__SHORT PROBLEM__. Count every line where "screenshot" occurs. Give the total alone.

[Stored data entries]

▽

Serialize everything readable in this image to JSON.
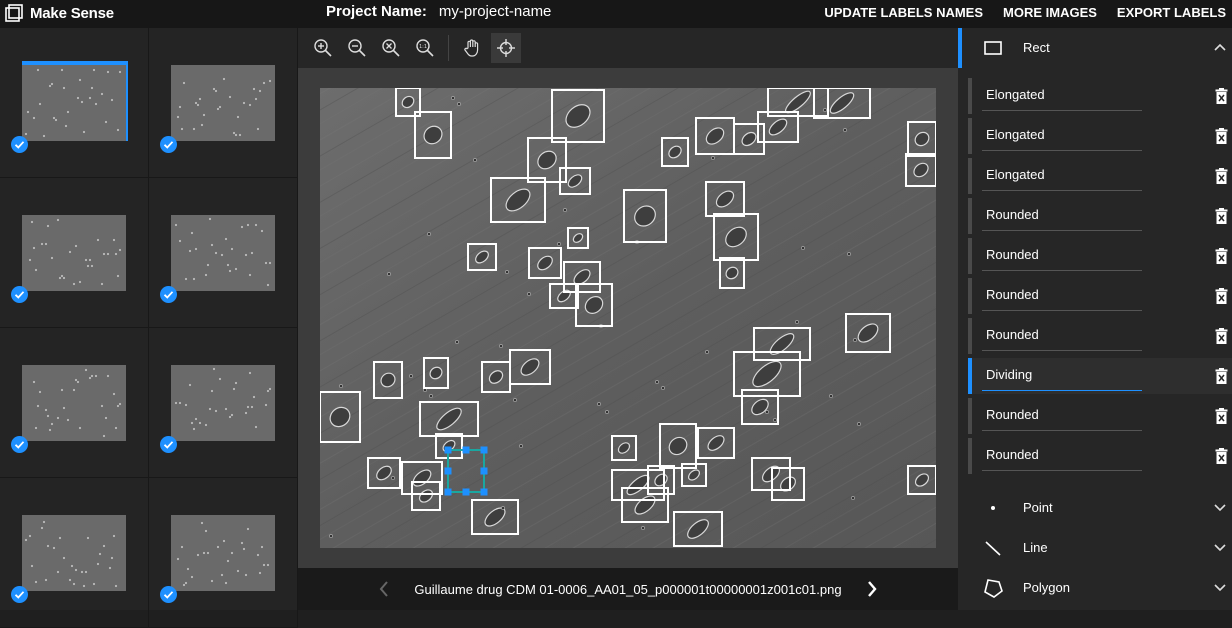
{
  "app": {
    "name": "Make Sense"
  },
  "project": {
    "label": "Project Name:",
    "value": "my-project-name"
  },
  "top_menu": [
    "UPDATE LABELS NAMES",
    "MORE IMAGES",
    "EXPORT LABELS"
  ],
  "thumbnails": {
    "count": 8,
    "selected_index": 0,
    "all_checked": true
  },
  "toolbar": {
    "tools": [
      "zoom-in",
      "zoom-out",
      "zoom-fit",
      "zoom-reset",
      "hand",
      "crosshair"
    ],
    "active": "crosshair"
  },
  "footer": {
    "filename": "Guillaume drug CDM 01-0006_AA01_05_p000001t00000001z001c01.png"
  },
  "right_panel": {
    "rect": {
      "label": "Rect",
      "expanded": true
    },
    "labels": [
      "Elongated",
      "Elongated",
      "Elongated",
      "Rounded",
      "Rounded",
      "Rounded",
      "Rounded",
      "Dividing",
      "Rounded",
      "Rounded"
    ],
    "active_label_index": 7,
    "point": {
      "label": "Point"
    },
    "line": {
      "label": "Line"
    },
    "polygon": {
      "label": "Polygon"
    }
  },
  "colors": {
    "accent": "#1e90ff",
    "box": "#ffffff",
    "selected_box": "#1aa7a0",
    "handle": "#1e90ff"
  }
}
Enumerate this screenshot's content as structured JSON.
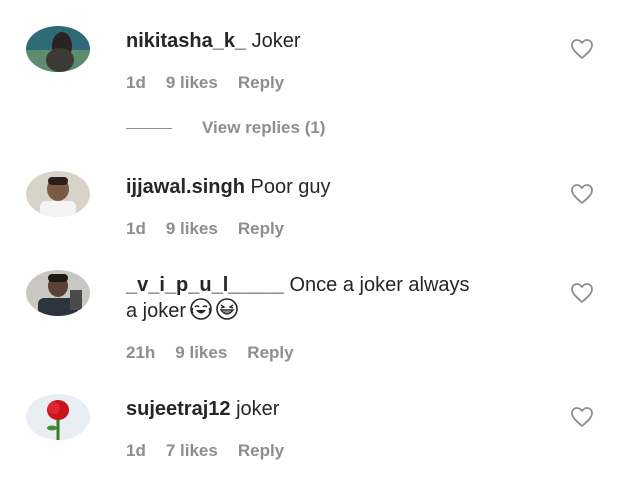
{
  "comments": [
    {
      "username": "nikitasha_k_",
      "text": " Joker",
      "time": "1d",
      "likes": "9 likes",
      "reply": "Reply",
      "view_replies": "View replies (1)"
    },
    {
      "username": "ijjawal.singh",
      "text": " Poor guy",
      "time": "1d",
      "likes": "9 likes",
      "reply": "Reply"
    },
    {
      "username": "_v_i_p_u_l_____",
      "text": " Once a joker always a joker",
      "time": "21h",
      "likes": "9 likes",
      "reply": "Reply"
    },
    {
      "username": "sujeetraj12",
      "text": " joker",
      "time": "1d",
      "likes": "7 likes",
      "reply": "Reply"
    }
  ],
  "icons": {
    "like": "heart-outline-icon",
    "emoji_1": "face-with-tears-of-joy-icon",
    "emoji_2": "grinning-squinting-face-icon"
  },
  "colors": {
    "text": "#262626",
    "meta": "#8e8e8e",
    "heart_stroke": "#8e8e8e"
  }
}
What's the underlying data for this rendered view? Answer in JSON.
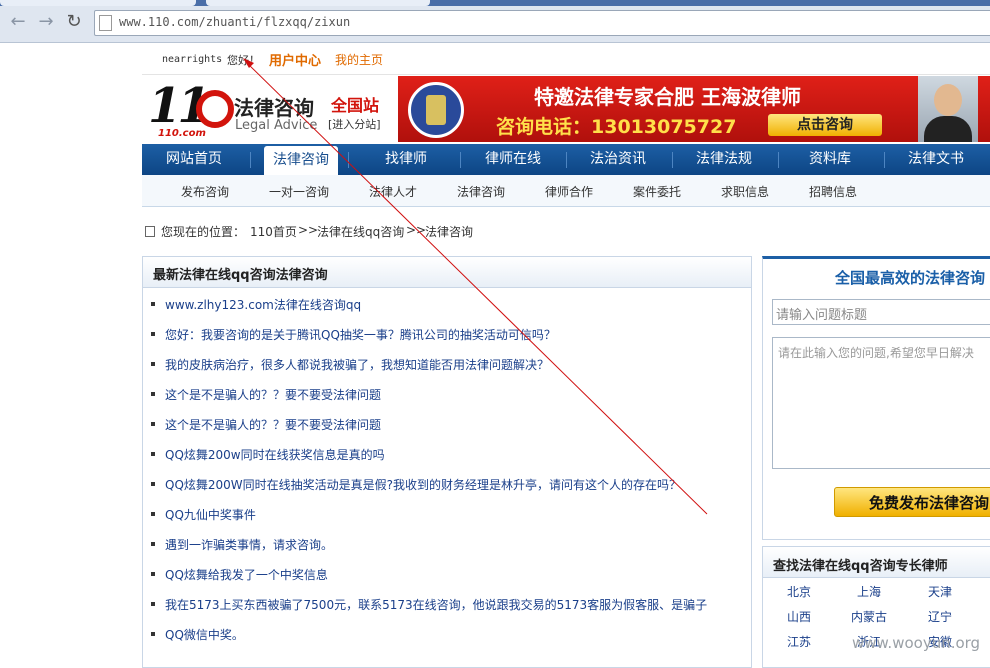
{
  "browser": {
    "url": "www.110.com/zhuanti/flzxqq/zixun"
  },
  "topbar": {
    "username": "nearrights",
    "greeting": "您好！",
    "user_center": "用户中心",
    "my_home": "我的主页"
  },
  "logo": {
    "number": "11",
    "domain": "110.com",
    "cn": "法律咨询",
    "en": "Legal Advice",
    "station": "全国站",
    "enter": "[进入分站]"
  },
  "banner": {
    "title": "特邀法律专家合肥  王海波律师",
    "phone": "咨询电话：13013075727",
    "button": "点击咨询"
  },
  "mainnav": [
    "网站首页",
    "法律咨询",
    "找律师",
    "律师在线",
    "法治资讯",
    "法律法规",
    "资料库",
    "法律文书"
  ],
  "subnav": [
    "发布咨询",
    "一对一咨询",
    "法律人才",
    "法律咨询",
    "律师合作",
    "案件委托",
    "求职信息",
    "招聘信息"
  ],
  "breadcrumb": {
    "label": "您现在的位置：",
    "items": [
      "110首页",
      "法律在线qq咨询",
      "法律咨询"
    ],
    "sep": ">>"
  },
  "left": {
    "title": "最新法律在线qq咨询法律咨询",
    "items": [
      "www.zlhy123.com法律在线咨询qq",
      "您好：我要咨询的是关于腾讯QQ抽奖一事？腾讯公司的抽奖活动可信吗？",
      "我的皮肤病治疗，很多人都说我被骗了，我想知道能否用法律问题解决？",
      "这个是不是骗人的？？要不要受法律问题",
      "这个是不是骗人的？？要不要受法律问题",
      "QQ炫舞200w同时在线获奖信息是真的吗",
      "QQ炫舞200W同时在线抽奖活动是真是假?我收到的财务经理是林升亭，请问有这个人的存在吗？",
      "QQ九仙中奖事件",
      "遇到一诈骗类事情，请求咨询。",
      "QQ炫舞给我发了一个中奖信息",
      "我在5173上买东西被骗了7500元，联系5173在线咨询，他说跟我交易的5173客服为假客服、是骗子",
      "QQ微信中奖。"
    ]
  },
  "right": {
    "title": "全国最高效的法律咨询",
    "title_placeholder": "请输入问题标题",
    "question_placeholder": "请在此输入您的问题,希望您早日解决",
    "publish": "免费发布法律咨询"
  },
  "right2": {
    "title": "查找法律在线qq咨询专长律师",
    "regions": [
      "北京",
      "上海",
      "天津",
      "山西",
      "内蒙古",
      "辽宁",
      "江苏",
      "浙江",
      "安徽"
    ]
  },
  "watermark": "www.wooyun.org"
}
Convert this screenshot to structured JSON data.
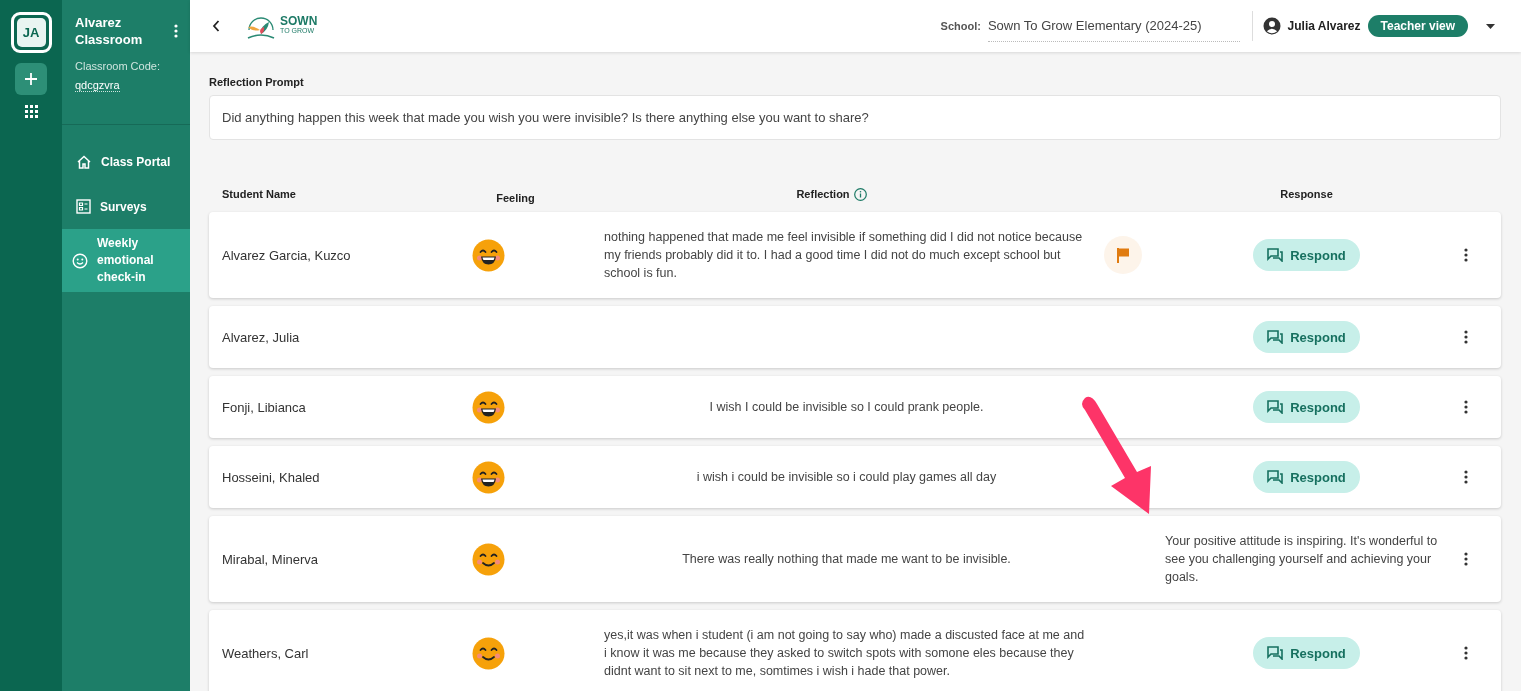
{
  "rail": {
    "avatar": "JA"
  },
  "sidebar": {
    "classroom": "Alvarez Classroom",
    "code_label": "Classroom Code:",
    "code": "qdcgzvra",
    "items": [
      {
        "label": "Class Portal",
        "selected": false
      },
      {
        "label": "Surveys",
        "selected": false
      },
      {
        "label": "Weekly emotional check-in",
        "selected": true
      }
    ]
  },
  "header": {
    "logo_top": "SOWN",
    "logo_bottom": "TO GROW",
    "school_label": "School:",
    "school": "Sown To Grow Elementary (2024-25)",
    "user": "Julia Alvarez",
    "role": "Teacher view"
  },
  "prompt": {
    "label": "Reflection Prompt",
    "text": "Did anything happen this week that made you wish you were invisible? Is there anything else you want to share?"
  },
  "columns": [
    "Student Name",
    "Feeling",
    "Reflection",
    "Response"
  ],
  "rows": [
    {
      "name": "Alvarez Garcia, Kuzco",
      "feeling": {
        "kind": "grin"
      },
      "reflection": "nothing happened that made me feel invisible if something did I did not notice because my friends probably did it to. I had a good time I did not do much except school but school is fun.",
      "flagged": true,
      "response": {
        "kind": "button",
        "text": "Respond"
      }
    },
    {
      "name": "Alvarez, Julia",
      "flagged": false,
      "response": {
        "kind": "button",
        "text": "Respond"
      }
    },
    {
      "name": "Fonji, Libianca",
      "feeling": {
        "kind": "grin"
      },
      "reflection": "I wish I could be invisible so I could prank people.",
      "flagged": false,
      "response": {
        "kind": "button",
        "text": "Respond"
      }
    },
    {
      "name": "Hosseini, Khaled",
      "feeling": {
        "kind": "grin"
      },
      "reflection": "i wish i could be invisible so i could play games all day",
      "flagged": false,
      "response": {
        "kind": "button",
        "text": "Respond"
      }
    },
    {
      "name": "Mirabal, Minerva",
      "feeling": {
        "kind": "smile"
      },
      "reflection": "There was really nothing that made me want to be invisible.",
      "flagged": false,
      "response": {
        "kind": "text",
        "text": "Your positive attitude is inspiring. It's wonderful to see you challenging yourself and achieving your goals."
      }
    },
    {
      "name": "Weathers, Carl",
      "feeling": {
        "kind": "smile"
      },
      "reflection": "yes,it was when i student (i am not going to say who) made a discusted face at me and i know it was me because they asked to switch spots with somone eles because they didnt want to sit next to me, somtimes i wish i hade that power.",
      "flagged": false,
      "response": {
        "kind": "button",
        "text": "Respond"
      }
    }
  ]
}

△

__RESULT FOR THIS EXERCISE__. 2